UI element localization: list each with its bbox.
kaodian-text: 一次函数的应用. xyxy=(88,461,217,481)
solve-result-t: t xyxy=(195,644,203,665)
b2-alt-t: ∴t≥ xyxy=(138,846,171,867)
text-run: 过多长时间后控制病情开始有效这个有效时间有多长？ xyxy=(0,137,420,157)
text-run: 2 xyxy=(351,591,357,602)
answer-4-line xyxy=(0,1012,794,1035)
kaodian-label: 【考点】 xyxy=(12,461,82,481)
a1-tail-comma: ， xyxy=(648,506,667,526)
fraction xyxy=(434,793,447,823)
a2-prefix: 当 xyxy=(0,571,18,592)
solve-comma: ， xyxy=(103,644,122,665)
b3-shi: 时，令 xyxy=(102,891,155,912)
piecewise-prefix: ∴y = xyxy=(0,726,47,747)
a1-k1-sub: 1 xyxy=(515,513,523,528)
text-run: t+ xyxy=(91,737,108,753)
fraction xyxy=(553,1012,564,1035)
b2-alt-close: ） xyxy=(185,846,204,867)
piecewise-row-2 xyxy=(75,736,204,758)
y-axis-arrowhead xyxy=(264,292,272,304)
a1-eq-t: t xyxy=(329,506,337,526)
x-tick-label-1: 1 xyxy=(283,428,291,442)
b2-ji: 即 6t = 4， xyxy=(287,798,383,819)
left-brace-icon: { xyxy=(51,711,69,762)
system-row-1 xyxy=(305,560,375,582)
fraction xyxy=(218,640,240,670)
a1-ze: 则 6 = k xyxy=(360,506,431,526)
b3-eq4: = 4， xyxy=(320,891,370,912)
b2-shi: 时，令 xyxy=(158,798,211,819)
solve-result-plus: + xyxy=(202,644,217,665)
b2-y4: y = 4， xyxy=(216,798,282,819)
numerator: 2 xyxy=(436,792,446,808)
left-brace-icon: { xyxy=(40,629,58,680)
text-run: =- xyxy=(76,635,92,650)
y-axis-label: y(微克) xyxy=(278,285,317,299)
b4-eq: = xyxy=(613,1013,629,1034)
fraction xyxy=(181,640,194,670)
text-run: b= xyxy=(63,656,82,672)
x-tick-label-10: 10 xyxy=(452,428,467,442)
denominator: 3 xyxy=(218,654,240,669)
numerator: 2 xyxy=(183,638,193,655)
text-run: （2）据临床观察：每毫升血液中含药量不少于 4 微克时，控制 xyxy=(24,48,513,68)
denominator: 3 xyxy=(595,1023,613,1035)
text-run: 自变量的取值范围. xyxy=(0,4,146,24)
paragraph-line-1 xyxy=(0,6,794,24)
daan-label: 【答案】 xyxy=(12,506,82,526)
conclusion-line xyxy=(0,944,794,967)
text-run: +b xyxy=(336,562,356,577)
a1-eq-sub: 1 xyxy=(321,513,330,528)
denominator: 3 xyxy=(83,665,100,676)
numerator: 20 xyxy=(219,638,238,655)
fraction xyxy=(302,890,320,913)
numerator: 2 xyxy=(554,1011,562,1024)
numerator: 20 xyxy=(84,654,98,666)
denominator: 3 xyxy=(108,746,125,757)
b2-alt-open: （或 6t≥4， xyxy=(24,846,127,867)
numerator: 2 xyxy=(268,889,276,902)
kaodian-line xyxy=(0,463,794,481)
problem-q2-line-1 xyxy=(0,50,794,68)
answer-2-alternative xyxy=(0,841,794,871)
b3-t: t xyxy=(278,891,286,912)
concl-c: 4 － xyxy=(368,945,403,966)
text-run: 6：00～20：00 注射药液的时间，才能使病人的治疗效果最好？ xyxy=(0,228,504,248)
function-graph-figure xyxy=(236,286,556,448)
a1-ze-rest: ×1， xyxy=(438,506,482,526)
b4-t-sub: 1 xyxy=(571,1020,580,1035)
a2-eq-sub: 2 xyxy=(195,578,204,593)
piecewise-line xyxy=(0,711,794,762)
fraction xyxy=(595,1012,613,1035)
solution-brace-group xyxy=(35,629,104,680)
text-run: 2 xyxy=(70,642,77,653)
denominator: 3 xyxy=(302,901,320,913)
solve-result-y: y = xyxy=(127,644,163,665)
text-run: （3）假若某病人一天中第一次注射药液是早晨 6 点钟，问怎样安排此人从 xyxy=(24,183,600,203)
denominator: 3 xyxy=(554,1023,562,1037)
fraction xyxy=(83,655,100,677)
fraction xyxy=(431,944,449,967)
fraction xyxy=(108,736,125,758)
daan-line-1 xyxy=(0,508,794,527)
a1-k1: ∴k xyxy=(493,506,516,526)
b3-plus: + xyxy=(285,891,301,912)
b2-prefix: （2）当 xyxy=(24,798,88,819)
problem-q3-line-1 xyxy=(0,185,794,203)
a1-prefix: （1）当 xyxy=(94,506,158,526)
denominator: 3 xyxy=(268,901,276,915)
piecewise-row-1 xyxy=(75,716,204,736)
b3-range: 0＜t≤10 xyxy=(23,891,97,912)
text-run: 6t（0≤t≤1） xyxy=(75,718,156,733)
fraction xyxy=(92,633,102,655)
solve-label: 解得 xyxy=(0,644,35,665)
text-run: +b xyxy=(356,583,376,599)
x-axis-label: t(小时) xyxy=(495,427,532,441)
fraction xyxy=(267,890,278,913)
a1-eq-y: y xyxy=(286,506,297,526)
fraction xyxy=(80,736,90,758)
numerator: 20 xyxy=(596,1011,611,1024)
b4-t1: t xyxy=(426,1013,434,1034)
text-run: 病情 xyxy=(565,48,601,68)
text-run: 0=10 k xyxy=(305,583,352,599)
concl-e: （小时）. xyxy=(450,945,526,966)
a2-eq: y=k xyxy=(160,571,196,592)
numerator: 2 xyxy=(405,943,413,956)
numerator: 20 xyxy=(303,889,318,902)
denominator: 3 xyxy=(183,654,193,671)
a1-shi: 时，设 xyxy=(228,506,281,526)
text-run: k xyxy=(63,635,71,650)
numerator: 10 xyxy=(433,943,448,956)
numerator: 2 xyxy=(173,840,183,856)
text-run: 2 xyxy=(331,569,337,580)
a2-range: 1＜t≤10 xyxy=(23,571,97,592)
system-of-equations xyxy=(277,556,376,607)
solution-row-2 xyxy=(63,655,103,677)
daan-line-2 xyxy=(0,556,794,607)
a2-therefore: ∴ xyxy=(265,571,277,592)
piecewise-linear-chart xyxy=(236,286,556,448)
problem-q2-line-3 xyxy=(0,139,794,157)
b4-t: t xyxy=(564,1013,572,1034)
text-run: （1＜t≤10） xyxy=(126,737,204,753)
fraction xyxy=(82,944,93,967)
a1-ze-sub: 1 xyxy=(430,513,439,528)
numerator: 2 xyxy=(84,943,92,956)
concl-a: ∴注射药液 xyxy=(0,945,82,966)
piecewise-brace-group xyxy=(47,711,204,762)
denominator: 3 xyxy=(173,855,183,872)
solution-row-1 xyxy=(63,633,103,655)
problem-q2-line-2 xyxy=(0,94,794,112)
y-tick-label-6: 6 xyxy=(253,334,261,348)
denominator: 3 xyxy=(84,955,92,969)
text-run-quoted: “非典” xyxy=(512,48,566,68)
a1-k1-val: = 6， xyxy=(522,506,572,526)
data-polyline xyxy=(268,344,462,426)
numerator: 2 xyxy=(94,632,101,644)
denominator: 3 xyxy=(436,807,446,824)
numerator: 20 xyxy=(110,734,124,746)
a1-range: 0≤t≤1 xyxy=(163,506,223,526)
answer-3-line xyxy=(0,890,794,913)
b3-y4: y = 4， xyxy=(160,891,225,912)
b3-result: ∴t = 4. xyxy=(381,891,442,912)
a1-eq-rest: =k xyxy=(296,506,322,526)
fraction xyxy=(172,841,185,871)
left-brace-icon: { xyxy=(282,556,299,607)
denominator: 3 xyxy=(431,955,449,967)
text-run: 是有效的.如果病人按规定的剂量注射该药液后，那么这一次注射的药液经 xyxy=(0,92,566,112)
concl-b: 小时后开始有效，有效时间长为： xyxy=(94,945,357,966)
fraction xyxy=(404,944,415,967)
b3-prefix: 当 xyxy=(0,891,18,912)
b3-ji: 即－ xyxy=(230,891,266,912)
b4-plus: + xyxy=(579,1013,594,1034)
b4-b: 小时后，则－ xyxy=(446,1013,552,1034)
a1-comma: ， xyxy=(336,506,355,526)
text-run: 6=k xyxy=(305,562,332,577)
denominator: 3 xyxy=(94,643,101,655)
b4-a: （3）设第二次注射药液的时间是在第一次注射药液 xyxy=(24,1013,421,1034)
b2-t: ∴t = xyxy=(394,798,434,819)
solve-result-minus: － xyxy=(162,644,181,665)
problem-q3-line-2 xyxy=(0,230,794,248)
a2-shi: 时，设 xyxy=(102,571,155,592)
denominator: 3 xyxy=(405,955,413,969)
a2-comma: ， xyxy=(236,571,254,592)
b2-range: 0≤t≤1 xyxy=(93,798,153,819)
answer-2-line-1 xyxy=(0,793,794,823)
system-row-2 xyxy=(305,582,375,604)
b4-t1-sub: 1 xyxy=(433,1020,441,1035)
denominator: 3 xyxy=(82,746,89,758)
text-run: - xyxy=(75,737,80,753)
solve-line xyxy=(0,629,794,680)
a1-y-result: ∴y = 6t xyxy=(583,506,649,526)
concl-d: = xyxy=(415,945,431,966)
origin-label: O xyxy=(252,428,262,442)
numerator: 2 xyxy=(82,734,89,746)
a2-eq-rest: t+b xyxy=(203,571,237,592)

+++

--- Work to complete ---
Copy out the lines from the first one through the line that contains "denominator: 3 xyxy=(595,1023,613,1035)", with both ends included.

--- Expected answer ---
UI element localization: list each with its bbox.
kaodian-text: 一次函数的应用. xyxy=(88,461,217,481)
solve-result-t: t xyxy=(195,644,203,665)
b2-alt-t: ∴t≥ xyxy=(138,846,171,867)
text-run: 过多长时间后控制病情开始有效这个有效时间有多长？ xyxy=(0,137,420,157)
text-run: 2 xyxy=(351,591,357,602)
answer-4-line xyxy=(0,1012,794,1035)
kaodian-label: 【考点】 xyxy=(12,461,82,481)
a1-tail-comma: ， xyxy=(648,506,667,526)
fraction xyxy=(434,793,447,823)
a2-prefix: 当 xyxy=(0,571,18,592)
solve-comma: ， xyxy=(103,644,122,665)
b3-shi: 时，令 xyxy=(102,891,155,912)
piecewise-prefix: ∴y = xyxy=(0,726,47,747)
a1-k1-sub: 1 xyxy=(515,513,523,528)
text-run: t+ xyxy=(91,737,108,753)
fraction xyxy=(553,1012,564,1035)
b2-alt-close: ） xyxy=(185,846,204,867)
piecewise-row-2 xyxy=(75,736,204,758)
y-axis-arrowhead xyxy=(264,292,272,304)
a1-eq-t: t xyxy=(329,506,337,526)
x-tick-label-1: 1 xyxy=(283,428,291,442)
b2-ji: 即 6t = 4， xyxy=(287,798,383,819)
left-brace-icon: { xyxy=(51,711,69,762)
system-row-1 xyxy=(305,560,375,582)
fraction xyxy=(218,640,240,670)
a1-ze: 则 6 = k xyxy=(360,506,431,526)
b3-eq4: = 4， xyxy=(320,891,370,912)
b2-shi: 时，令 xyxy=(158,798,211,819)
solve-result-plus: + xyxy=(202,644,217,665)
b2-y4: y = 4， xyxy=(216,798,282,819)
numerator: 2 xyxy=(436,792,446,808)
left-brace-icon: { xyxy=(40,629,58,680)
text-run: =- xyxy=(76,635,92,650)
y-axis-label: y(微克) xyxy=(278,285,317,299)
b4-eq: = xyxy=(613,1013,629,1034)
fraction xyxy=(181,640,194,670)
text-run: b= xyxy=(63,656,82,672)
x-tick-label-10: 10 xyxy=(452,428,467,442)
denominator: 3 xyxy=(218,654,240,669)
numerator: 2 xyxy=(183,638,193,655)
text-run: （2）据临床观察：每毫升血液中含药量不少于 4 微克时，控制 xyxy=(24,48,513,68)
denominator: 3 xyxy=(595,1023,613,1035)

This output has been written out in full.